Data excerpts:
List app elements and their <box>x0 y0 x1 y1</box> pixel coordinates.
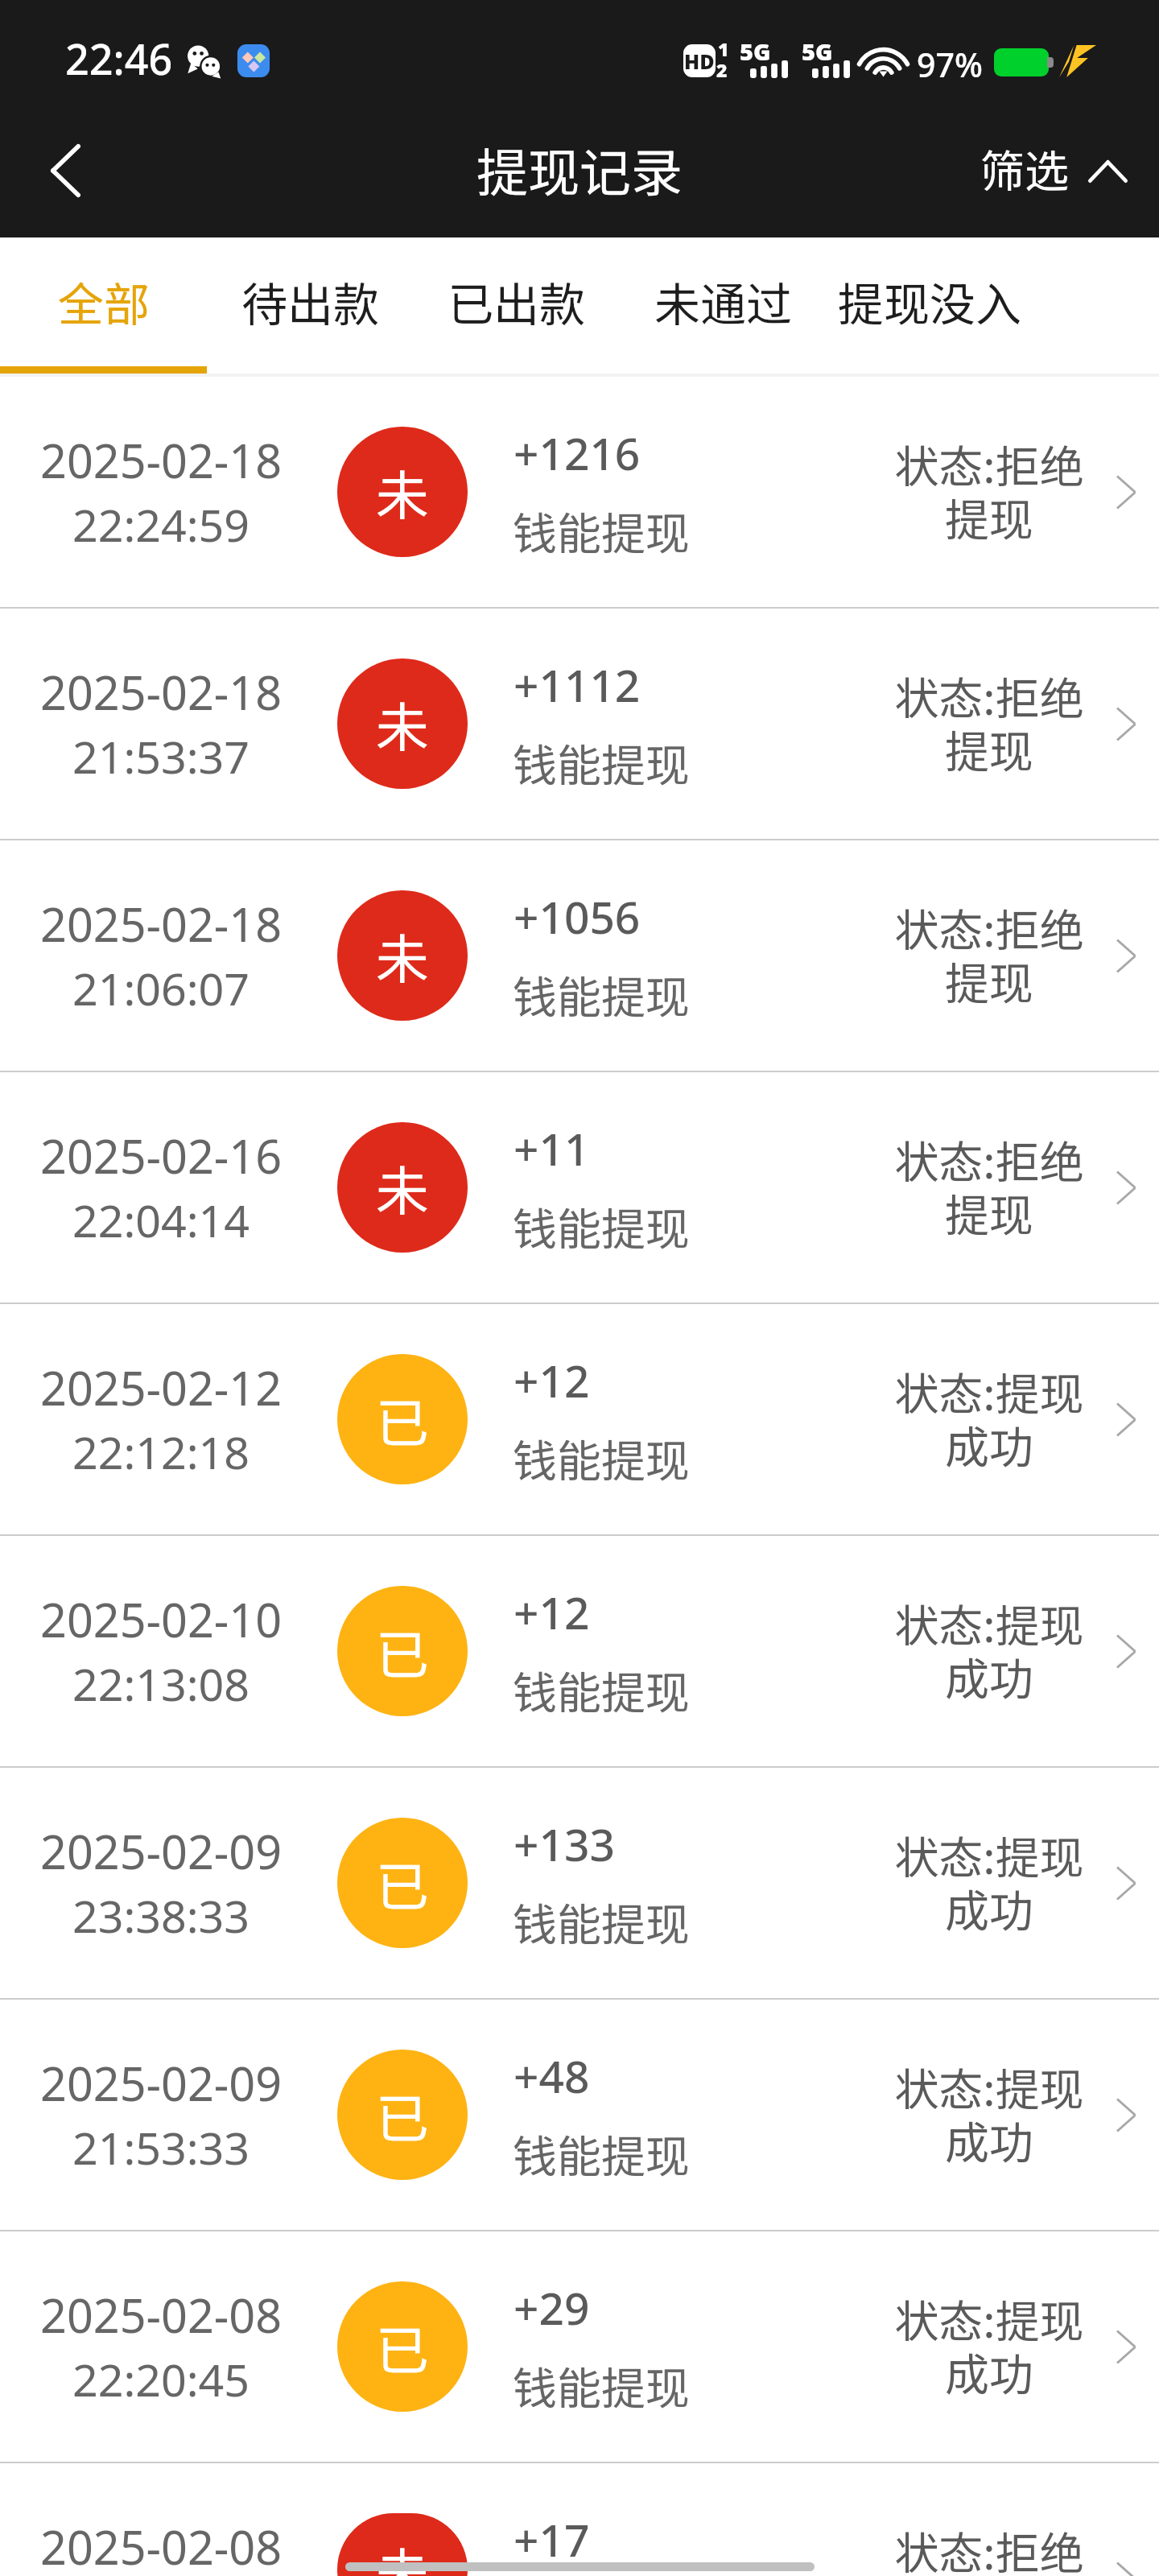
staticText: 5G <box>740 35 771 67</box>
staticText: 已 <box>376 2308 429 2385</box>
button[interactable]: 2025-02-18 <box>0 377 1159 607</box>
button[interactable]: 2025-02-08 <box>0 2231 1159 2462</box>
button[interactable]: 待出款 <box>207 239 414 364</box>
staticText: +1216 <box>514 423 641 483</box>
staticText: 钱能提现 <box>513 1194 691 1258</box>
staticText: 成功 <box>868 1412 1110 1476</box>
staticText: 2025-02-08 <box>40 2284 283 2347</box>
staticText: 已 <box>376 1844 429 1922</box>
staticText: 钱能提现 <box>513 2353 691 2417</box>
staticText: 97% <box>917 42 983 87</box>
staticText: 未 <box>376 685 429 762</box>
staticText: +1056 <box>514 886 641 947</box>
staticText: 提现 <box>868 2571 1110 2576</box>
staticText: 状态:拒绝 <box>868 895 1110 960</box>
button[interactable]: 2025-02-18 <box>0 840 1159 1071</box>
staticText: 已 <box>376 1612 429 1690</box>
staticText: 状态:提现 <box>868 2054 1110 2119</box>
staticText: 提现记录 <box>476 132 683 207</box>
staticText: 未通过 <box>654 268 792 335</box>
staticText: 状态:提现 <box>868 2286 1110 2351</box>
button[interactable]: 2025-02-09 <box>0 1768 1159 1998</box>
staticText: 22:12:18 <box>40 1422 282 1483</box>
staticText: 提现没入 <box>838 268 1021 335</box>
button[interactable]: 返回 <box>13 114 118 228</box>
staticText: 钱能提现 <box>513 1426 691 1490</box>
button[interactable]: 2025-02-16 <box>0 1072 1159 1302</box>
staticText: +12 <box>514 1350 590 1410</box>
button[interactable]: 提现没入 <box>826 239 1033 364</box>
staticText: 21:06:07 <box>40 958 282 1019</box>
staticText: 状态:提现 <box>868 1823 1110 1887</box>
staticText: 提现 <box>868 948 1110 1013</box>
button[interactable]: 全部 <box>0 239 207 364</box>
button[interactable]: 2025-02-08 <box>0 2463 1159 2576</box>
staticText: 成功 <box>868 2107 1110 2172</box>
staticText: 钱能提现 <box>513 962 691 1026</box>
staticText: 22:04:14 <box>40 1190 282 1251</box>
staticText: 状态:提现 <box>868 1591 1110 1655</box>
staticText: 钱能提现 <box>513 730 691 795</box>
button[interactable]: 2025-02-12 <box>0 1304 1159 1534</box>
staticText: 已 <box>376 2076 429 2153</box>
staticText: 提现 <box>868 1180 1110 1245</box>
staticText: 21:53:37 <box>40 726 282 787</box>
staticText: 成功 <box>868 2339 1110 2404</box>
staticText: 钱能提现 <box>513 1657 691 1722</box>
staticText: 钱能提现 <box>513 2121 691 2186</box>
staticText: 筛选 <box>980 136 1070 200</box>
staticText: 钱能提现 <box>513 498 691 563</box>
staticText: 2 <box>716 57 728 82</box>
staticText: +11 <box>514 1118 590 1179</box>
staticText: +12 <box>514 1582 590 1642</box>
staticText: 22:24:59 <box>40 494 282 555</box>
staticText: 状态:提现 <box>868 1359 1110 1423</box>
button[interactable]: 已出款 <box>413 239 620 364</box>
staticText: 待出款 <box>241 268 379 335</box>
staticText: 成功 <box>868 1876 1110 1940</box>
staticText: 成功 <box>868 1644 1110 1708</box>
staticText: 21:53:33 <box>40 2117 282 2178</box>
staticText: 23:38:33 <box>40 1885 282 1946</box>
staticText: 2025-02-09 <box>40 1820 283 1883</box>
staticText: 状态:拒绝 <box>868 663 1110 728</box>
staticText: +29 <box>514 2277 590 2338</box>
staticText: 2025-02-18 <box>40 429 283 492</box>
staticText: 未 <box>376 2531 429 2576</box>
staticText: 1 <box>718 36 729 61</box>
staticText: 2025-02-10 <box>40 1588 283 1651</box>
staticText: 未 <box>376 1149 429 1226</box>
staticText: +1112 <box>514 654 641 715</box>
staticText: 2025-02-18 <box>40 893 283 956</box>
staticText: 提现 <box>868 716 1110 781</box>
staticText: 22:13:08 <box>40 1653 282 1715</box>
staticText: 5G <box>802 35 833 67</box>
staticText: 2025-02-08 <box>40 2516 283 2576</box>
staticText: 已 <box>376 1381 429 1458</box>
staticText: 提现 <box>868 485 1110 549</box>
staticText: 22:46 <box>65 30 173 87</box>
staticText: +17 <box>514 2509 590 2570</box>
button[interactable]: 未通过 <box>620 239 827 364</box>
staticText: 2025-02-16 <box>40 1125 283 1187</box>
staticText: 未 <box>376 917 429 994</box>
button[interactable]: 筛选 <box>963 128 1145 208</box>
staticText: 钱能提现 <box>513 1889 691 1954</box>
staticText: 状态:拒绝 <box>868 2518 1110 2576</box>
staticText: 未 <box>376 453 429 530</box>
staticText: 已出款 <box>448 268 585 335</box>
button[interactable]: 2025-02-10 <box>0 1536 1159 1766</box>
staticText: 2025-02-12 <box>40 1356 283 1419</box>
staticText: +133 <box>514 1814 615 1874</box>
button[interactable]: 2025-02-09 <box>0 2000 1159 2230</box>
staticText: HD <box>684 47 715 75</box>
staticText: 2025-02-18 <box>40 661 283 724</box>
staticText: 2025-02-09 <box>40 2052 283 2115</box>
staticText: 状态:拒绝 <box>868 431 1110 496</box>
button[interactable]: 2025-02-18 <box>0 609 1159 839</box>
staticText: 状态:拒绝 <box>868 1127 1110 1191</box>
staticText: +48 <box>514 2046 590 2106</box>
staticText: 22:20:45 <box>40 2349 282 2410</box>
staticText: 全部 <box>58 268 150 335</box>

* * *

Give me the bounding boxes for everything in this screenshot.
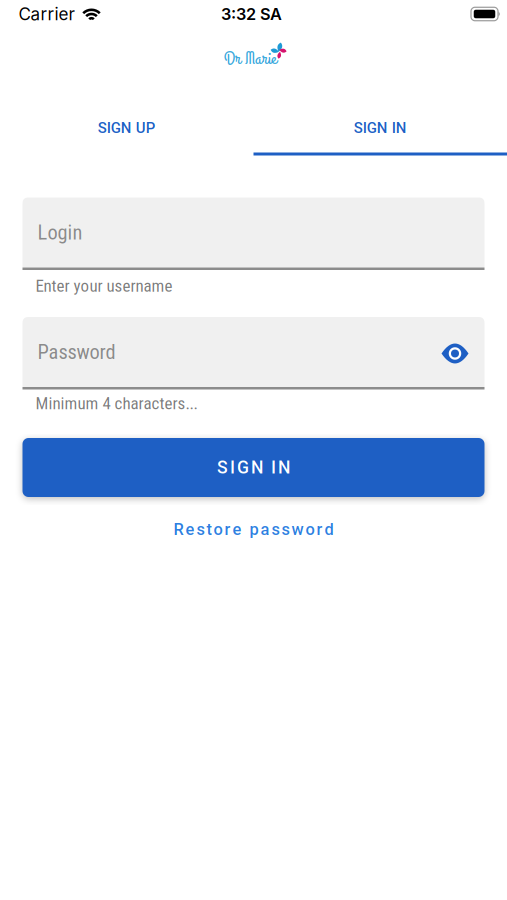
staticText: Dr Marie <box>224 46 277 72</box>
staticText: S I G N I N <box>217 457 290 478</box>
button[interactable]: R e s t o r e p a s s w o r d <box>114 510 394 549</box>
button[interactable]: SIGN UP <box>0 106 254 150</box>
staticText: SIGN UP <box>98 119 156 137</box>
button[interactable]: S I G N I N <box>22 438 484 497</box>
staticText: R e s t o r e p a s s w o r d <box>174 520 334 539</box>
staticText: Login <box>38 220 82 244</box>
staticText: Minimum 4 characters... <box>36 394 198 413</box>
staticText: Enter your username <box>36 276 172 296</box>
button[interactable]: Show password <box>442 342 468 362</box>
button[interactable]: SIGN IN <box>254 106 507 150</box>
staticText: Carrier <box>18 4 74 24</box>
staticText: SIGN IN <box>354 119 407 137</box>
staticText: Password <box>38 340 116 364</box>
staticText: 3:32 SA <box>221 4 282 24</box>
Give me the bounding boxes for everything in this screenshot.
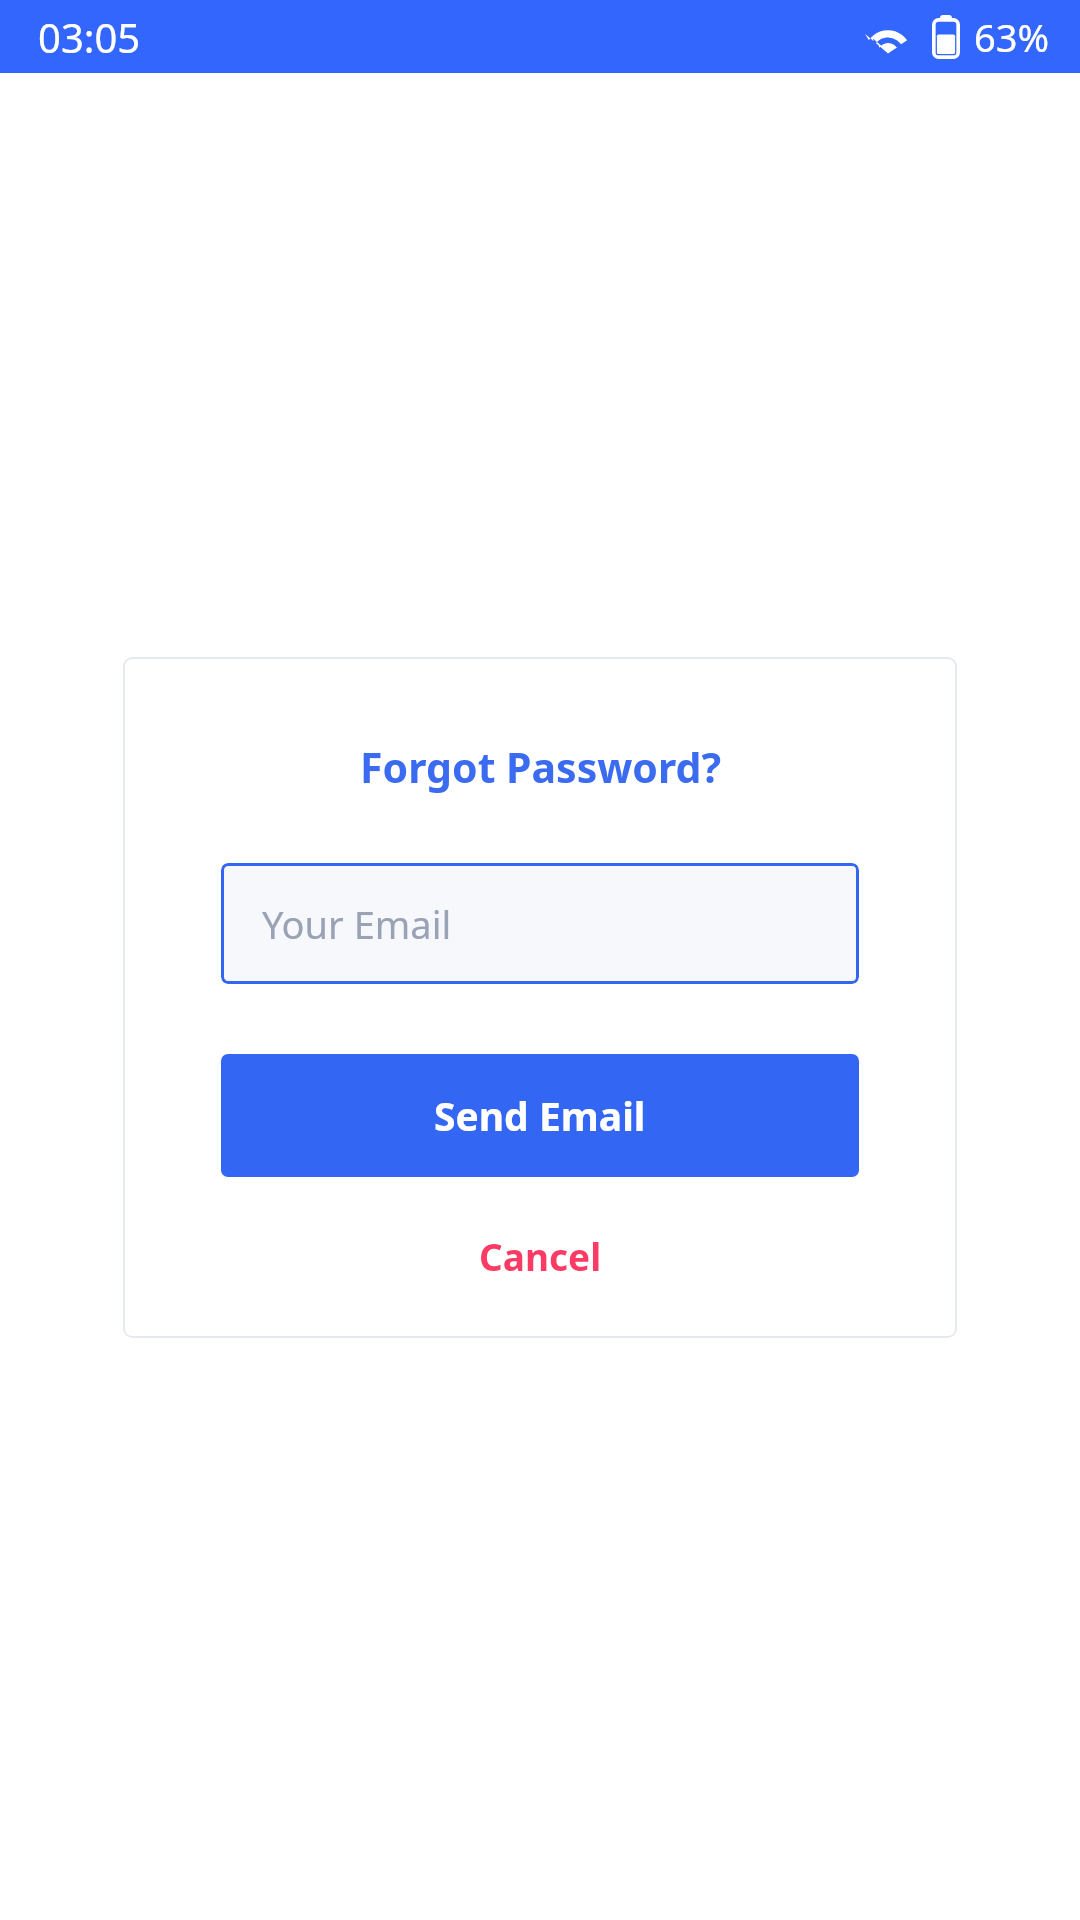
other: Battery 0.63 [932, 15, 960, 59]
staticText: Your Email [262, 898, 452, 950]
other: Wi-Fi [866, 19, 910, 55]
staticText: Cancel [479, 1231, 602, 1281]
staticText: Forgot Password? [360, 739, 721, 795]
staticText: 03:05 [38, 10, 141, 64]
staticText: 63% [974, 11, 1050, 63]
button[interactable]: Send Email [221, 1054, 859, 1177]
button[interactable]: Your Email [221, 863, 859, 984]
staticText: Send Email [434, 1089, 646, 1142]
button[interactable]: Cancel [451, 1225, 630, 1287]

Instructions for the task:
Reproduce word for word the part of the items that opens with the line containing "other: Battery 0.63 [932, 15, 960, 59]" and closes with the line containing "button[interactable]: Cancel [451, 1225, 630, 1287]", including both of those lines.

Expected answer:
other: Battery 0.63 [932, 15, 960, 59]
staticText: Your Email [262, 898, 452, 950]
other: Wi-Fi [866, 19, 910, 55]
staticText: Cancel [479, 1231, 602, 1281]
staticText: Forgot Password? [360, 739, 721, 795]
staticText: 03:05 [38, 10, 141, 64]
staticText: 63% [974, 11, 1050, 63]
button[interactable]: Send Email [221, 1054, 859, 1177]
button[interactable]: Your Email [221, 863, 859, 984]
staticText: Send Email [434, 1089, 646, 1142]
button[interactable]: Cancel [451, 1225, 630, 1287]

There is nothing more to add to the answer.